(Stored records)
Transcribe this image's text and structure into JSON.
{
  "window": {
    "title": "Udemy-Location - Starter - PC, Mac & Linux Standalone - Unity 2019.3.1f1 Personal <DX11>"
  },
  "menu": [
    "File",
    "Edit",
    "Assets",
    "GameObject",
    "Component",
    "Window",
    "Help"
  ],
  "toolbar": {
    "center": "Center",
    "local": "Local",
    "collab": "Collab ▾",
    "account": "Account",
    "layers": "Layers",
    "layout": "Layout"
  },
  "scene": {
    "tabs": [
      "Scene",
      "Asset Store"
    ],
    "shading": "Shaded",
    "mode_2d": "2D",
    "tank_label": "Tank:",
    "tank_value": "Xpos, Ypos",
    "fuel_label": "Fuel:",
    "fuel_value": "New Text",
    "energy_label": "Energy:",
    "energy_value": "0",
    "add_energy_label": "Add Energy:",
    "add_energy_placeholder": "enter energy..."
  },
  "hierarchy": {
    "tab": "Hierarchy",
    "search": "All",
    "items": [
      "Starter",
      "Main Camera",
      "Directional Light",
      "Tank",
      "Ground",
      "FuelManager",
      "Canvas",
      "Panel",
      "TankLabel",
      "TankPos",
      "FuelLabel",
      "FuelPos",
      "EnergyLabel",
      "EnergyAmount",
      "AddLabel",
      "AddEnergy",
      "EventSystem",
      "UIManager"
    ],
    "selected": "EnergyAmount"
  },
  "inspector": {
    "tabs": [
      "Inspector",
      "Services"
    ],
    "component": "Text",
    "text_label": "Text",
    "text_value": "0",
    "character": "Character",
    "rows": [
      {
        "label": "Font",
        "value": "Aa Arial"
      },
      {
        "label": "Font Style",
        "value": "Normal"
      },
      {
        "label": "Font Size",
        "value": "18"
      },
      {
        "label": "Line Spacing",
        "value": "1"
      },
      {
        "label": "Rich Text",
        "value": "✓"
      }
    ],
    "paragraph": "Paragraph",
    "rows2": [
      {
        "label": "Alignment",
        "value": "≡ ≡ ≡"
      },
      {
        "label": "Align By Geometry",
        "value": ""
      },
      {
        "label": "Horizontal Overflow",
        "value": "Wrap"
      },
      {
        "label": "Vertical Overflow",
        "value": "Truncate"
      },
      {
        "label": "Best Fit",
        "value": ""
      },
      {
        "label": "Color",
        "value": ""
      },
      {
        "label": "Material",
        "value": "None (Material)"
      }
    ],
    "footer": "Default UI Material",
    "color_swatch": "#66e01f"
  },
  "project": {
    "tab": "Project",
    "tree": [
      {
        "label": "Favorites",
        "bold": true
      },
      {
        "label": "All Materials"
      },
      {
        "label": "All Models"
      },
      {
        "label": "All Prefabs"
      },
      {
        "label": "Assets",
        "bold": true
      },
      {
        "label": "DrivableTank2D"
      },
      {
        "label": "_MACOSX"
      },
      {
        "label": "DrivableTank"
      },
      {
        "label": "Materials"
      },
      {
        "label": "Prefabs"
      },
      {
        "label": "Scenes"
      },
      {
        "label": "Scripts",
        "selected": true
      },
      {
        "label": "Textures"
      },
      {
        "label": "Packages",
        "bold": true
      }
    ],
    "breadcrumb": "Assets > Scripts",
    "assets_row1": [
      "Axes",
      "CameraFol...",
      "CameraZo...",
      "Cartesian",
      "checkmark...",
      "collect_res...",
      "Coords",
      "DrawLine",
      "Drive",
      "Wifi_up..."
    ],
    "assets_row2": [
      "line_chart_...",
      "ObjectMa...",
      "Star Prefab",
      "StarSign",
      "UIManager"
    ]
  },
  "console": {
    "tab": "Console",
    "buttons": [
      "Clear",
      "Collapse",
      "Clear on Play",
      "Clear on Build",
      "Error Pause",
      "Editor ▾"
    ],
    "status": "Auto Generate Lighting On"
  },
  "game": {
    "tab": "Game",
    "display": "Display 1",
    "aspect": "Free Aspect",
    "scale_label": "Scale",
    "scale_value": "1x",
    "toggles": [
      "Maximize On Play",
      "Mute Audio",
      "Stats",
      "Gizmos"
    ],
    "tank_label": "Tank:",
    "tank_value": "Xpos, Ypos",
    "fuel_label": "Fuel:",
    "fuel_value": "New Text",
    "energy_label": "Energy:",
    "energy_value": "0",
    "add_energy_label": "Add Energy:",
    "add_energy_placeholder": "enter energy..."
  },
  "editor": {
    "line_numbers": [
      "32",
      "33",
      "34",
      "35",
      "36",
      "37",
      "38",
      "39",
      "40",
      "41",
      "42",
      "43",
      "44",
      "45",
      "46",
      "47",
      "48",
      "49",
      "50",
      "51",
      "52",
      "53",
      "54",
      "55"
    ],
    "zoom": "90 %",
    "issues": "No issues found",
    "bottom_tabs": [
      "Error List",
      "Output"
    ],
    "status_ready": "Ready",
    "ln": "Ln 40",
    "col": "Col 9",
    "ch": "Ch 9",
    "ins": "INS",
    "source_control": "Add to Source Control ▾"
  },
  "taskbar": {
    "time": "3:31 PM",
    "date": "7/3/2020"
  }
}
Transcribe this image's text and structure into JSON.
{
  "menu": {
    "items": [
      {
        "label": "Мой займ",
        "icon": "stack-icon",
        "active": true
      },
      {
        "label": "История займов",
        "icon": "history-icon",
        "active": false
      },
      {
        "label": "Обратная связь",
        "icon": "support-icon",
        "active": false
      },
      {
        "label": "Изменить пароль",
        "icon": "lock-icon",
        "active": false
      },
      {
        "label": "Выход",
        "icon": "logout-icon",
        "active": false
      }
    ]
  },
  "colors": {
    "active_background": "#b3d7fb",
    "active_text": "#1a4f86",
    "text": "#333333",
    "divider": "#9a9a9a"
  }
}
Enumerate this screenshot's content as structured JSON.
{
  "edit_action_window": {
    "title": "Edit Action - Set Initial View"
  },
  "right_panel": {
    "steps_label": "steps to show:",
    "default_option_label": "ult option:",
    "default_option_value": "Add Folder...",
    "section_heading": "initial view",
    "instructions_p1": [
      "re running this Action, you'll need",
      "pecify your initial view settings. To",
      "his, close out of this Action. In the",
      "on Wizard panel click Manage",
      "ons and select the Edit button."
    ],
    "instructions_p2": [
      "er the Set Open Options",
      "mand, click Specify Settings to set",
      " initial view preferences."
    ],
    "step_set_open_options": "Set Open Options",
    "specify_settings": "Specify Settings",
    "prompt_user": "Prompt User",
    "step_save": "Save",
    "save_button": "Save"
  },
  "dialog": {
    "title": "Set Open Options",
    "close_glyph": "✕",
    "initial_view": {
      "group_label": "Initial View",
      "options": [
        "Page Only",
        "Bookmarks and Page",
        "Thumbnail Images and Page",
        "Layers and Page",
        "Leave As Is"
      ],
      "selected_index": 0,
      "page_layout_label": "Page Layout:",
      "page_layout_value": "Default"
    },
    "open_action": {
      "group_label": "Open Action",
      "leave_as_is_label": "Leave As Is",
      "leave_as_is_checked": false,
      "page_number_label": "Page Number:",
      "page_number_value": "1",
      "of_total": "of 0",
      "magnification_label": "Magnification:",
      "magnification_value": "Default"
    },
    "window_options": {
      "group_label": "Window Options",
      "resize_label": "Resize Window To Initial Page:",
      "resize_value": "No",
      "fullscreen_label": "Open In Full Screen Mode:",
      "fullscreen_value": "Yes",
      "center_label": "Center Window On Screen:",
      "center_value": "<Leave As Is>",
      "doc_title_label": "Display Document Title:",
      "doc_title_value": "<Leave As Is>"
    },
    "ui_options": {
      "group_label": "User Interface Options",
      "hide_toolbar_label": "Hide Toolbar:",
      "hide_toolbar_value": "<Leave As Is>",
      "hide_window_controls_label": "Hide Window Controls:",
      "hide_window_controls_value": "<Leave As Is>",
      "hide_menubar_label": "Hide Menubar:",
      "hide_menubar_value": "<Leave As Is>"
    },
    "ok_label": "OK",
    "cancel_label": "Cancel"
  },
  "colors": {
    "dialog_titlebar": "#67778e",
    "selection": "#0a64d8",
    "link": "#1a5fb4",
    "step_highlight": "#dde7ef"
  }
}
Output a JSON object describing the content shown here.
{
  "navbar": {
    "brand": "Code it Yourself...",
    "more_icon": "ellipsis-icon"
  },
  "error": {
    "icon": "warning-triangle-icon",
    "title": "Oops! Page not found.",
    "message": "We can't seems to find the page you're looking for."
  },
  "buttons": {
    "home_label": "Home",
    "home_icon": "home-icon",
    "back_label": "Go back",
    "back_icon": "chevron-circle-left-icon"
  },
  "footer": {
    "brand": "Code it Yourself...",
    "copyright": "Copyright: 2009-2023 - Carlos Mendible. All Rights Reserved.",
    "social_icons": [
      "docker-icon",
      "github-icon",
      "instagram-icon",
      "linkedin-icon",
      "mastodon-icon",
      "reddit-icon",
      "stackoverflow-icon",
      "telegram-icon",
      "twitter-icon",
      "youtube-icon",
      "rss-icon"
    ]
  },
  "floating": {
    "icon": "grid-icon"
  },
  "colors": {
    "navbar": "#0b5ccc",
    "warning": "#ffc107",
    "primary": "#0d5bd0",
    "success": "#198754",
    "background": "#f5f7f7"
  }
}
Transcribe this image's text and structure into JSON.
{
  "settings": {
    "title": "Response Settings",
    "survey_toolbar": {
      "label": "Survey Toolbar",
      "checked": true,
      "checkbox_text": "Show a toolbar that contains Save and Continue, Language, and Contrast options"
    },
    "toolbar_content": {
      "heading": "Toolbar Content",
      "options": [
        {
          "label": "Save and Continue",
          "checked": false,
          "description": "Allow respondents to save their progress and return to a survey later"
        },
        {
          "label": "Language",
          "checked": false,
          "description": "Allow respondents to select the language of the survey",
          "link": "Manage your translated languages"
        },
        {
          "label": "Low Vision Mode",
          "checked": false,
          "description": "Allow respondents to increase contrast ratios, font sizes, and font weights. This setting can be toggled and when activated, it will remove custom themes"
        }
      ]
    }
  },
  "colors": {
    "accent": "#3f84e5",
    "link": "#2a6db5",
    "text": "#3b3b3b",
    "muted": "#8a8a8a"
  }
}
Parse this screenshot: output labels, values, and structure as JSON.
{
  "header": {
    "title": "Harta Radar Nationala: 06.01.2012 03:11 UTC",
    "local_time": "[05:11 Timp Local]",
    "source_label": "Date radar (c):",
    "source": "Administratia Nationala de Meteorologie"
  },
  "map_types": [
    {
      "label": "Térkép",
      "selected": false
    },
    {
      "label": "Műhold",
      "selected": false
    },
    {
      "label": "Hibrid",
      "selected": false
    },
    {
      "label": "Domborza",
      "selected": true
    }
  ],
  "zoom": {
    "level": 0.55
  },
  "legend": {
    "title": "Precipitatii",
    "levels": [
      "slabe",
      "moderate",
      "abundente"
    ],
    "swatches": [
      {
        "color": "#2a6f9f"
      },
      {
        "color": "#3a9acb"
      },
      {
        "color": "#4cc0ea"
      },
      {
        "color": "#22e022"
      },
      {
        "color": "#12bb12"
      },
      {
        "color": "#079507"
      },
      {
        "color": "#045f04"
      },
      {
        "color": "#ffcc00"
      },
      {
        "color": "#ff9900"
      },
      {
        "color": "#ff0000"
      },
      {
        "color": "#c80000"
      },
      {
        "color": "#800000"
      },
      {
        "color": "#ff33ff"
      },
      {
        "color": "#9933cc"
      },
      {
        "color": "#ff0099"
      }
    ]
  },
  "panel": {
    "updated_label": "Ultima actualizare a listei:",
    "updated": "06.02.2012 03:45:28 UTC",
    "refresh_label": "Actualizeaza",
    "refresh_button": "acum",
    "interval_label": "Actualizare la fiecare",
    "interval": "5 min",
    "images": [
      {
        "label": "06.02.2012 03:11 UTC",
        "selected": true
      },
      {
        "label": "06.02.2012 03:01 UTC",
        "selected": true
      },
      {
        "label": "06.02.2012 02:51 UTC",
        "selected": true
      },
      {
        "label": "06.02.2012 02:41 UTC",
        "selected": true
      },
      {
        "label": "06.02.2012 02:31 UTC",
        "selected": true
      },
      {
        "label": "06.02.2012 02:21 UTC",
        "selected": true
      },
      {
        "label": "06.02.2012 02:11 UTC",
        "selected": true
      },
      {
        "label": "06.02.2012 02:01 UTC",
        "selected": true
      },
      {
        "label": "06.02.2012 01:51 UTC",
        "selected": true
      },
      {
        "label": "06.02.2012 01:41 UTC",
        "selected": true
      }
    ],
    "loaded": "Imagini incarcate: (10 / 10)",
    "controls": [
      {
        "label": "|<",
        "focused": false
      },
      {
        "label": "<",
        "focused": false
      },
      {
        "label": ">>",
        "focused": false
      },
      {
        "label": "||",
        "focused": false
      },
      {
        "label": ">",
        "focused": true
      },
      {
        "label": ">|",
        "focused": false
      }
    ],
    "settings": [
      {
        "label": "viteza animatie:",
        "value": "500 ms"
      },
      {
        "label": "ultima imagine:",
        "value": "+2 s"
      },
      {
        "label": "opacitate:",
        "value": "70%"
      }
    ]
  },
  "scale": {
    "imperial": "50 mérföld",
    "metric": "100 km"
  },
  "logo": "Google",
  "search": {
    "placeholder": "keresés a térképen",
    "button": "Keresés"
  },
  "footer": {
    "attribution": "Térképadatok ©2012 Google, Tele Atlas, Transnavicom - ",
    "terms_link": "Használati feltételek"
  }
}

= CHALLENGE =
Extract each line from the listing that holds the word "warning".

= CORRECT ANSWER =
    "icon": "warning-triangle-icon",
    "warning": "#ffc107",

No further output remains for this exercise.